_Dataset_
____

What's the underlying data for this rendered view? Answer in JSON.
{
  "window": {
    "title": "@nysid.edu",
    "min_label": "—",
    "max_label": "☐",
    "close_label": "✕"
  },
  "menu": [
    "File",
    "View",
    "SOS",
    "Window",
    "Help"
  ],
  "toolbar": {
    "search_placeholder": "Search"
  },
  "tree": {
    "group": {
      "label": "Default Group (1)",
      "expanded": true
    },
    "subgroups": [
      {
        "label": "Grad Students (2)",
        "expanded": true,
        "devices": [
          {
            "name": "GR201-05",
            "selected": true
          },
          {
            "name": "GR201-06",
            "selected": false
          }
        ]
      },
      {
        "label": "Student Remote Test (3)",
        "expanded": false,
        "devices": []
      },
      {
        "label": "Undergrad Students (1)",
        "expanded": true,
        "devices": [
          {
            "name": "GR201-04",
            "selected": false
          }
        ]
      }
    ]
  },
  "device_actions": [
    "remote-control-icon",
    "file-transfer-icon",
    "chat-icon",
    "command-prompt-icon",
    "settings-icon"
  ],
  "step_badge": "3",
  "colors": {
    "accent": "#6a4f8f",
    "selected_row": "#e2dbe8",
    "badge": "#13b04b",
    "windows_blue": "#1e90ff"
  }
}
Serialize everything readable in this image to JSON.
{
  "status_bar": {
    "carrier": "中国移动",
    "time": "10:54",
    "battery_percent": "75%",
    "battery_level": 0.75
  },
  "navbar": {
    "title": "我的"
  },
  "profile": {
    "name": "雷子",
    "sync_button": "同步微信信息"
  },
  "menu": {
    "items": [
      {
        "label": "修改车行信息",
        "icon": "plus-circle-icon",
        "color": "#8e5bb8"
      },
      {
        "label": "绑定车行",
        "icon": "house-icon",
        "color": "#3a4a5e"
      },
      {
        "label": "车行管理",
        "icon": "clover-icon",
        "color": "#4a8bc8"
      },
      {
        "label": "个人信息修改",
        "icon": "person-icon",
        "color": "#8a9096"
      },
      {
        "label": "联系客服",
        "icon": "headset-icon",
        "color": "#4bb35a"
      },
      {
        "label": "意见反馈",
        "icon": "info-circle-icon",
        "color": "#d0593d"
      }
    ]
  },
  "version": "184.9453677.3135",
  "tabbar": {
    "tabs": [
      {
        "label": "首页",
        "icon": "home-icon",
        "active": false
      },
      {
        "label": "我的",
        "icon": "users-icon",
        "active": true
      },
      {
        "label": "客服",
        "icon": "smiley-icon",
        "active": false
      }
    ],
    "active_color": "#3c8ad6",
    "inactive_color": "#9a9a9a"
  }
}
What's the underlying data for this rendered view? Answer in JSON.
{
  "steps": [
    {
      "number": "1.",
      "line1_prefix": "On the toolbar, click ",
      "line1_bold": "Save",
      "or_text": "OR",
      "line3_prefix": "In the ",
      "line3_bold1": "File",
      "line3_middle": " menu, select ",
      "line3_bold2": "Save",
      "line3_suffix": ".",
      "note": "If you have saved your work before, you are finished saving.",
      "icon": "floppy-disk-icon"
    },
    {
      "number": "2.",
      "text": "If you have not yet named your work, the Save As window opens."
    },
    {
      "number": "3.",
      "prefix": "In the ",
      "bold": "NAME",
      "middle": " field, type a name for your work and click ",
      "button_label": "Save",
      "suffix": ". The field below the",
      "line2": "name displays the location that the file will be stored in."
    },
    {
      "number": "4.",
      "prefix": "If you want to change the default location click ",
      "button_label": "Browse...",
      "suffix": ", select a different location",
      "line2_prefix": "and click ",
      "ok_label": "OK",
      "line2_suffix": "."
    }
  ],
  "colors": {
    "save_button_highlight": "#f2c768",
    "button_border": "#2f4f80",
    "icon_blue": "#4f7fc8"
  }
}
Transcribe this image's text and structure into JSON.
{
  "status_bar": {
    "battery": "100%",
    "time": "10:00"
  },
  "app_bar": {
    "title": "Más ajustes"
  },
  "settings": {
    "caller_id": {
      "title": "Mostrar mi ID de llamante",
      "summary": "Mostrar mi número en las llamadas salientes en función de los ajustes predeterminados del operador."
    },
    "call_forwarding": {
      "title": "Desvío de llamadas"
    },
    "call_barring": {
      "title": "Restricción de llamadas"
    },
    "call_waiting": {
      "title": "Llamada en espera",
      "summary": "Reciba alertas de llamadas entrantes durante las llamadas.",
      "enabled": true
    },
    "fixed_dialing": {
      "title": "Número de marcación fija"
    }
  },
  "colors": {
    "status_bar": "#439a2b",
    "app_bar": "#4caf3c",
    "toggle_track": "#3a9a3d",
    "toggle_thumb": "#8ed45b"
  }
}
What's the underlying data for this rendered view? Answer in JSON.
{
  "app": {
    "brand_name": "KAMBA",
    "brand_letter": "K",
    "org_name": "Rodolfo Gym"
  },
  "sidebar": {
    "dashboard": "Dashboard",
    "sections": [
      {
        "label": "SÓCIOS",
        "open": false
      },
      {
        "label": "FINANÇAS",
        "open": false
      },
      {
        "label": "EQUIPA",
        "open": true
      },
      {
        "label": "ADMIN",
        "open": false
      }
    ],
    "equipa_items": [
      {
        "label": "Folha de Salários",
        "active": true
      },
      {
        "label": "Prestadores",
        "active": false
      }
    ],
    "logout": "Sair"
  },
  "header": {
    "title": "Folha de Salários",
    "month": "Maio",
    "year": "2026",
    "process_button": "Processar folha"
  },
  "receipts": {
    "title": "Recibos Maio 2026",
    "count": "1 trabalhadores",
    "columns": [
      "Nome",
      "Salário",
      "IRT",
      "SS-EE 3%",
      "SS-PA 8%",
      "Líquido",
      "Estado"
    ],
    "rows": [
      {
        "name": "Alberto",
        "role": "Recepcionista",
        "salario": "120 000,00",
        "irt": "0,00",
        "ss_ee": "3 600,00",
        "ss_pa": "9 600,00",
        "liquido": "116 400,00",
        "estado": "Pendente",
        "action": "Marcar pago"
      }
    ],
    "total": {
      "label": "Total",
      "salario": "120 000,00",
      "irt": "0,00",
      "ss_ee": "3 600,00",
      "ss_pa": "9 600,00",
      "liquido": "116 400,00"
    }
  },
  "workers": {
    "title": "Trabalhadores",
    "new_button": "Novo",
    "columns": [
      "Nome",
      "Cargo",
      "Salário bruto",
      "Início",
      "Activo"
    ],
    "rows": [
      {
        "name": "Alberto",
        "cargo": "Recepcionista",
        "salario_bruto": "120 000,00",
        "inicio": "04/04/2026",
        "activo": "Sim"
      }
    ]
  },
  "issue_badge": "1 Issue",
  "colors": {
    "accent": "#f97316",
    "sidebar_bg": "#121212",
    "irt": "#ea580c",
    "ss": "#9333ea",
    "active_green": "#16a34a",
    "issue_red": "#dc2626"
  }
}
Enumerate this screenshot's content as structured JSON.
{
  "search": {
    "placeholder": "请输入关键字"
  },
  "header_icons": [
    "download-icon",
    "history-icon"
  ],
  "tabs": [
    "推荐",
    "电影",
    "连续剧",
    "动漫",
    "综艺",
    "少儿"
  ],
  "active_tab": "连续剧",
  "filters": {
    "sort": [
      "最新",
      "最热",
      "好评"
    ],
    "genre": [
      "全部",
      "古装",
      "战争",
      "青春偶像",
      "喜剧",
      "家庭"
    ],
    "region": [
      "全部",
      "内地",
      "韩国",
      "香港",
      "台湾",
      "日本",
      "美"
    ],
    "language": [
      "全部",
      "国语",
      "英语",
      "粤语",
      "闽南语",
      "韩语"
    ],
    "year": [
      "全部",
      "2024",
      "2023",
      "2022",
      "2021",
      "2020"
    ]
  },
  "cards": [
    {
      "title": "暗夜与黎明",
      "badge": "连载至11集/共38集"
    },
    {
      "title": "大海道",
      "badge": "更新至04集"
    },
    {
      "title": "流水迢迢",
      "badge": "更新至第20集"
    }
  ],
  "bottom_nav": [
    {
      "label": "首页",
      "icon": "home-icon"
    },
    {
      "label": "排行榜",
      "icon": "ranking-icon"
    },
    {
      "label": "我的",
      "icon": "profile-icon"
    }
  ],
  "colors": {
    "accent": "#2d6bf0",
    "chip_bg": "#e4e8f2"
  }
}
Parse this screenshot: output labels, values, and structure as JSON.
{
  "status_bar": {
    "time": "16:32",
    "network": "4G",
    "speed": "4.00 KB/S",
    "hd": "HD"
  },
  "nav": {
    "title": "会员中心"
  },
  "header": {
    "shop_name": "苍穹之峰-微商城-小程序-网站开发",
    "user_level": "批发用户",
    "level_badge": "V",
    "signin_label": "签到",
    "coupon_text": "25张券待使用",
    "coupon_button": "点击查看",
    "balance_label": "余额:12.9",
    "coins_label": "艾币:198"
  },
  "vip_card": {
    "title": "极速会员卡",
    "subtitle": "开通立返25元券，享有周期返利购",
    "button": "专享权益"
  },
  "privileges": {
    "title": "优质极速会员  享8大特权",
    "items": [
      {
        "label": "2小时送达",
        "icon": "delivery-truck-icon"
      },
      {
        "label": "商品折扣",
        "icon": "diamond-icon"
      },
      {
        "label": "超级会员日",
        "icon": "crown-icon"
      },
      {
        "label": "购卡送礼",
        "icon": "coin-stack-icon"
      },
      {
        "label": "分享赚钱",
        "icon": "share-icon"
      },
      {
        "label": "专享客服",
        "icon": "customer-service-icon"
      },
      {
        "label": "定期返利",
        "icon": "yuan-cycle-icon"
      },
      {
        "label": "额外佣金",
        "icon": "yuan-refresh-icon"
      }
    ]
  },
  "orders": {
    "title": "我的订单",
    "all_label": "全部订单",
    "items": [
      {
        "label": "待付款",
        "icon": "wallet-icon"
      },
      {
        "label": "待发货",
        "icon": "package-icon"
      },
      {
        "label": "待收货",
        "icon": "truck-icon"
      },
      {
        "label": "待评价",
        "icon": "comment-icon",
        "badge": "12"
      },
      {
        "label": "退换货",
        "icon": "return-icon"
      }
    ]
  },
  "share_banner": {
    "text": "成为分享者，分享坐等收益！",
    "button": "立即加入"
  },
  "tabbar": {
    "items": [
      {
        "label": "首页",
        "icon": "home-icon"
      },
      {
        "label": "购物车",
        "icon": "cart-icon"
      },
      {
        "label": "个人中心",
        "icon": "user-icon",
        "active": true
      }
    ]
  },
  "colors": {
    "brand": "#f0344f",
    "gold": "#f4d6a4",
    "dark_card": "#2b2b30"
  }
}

____

_Set exercise_
Where a line of the data holds "llamadas", show that line.

_Answer_
      "summary": "Mostrar mi número en las llamadas salientes en función de los ajustes predeterminados del operador."
      "title": "Desvío de llamadas"
      "title": "Restricción de llamadas"
      "summary": "Reciba alertas de llamadas entrantes durante las llamadas.",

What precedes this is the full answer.